*What you need to do*.
Leave out the pictures; transcribe all else exactly.

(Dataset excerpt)
---

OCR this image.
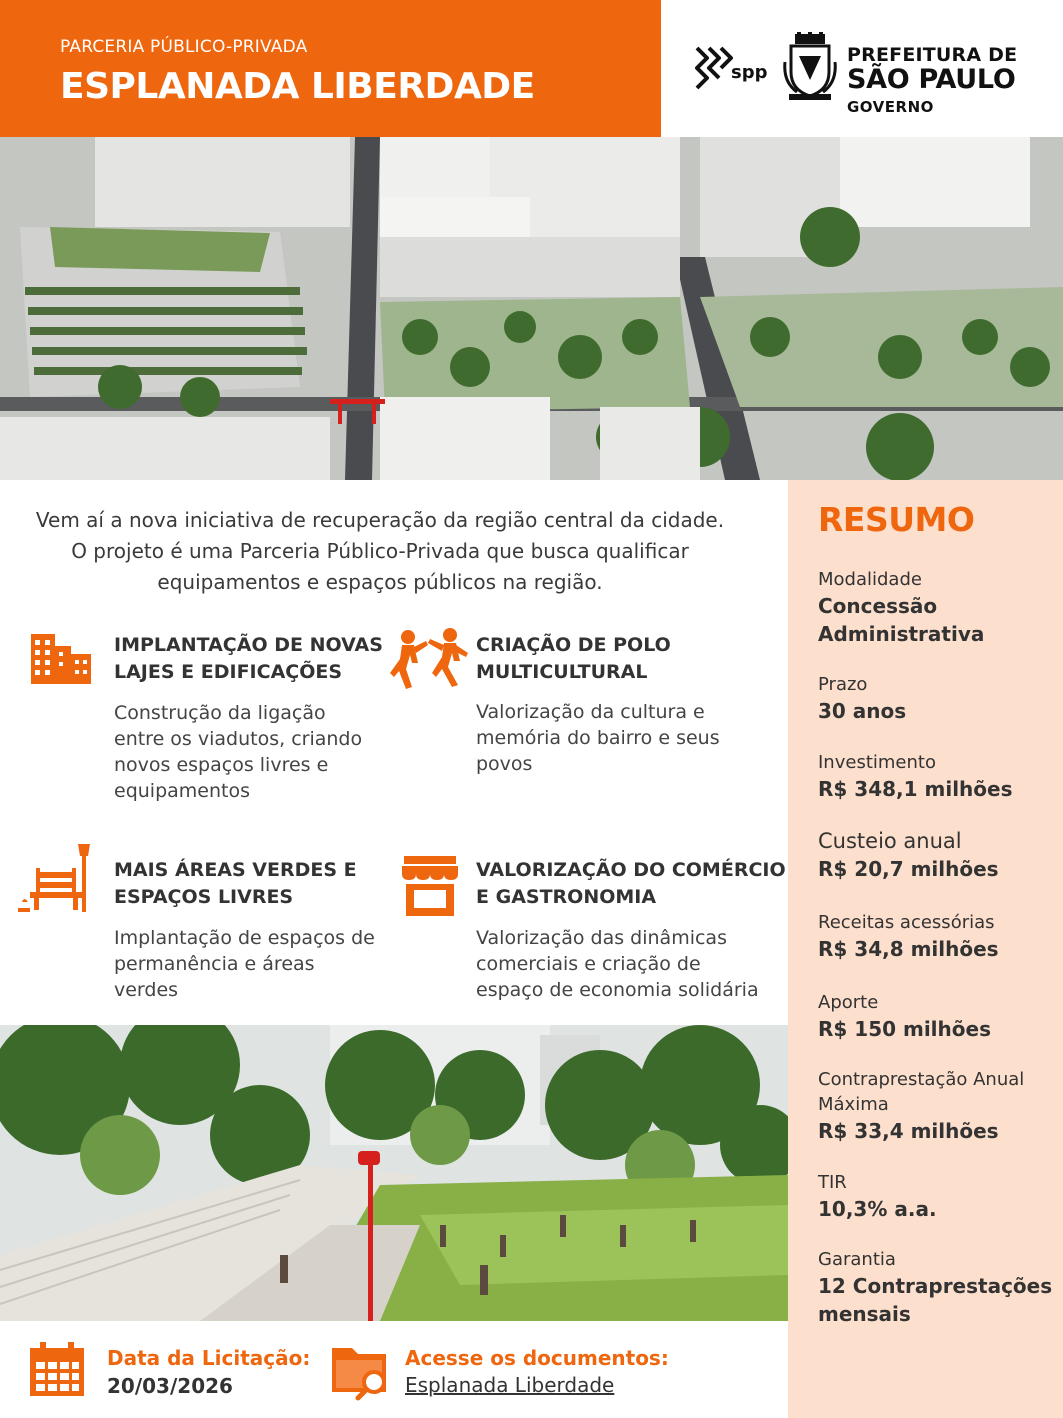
PARCERIA PÚBLICO-PRIVADA
ESPLANADA LIBERDADE	spp
PREFEITURA DE
SÃO PAULO
GOVERNO
Vem aí a nova iniciativa de recuperação da região central da cidade. O projeto é uma Parceria Público-Privada que busca qualificar equipamentos e espaços públicos na região.
IMPLANTAÇÃO DE NOVAS
LAJES E EDIFICAÇÕES
Construção da ligação
entre os viadutos, criando
novos espaços livres e
equipamentos
CRIAÇÃO DE POLO
MULTICULTURAL
Valorização da cultura e
memória do bairro e seus
povos
MAIS ÁREAS VERDES E
ESPAÇOS LIVRES
Implantação de espaços de
permanência e áreas
verdes
VALORIZAÇÃO DO COMÉRCIO
E GASTRONOMIA
Valorização das dinâmicas
comerciais e criação de
espaço de economia solidária
Data da Licitação:
20/03/2026
Acesse os documentos:
Esplanada Liberdade
RESUMO
Modalidade
Concessão
Administrativa
Prazo
30 anos
Investimento
R$ 348,1 milhões
Custeio anual
R$ 20,7 milhões
Receitas acessórias
R$ 34,8 milhões
Aporte
R$ 150 milhões
Contraprestação Anual
Máxima
R$ 33,4 milhões
TIR
10,3% a.a.
Garantia
12 Contraprestações
mensais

---

*Solution to this task*.
OCR this image.
PARCERIA PÚBLICO-PRIVADA
ESPLANADA LIBERDADE	spp
PREFEITURA DE
SÃO PAULO
GOVERNO
Vem aí a nova iniciativa de recuperação da região central da cidade. O projeto é uma Parceria Público-Privada que busca qualificar equipamentos e espaços públicos na região.
IMPLANTAÇÃO DE NOVAS
LAJES E EDIFICAÇÕES
Construção da ligação
entre os viadutos, criando
novos espaços livres e
equipamentos
CRIAÇÃO DE POLO
MULTICULTURAL
Valorização da cultura e
memória do bairro e seus
povos
MAIS ÁREAS VERDES E
ESPAÇOS LIVRES
Implantação de espaços de
permanência e áreas
verdes
VALORIZAÇÃO DO COMÉRCIO
E GASTRONOMIA
Valorização das dinâmicas
comerciais e criação de
espaço de economia solidária
Data da Licitação:
20/03/2026
Acesse os documentos:
Esplanada Liberdade
RESUMO
Modalidade
Concessão
Administrativa
Prazo
30 anos
Investimento
R$ 348,1 milhões
Custeio anual
R$ 20,7 milhões
Receitas acessórias
R$ 34,8 milhões
Aporte
R$ 150 milhões
Contraprestação Anual
Máxima
R$ 33,4 milhões
TIR
10,3% a.a.
Garantia
12 Contraprestações
mensais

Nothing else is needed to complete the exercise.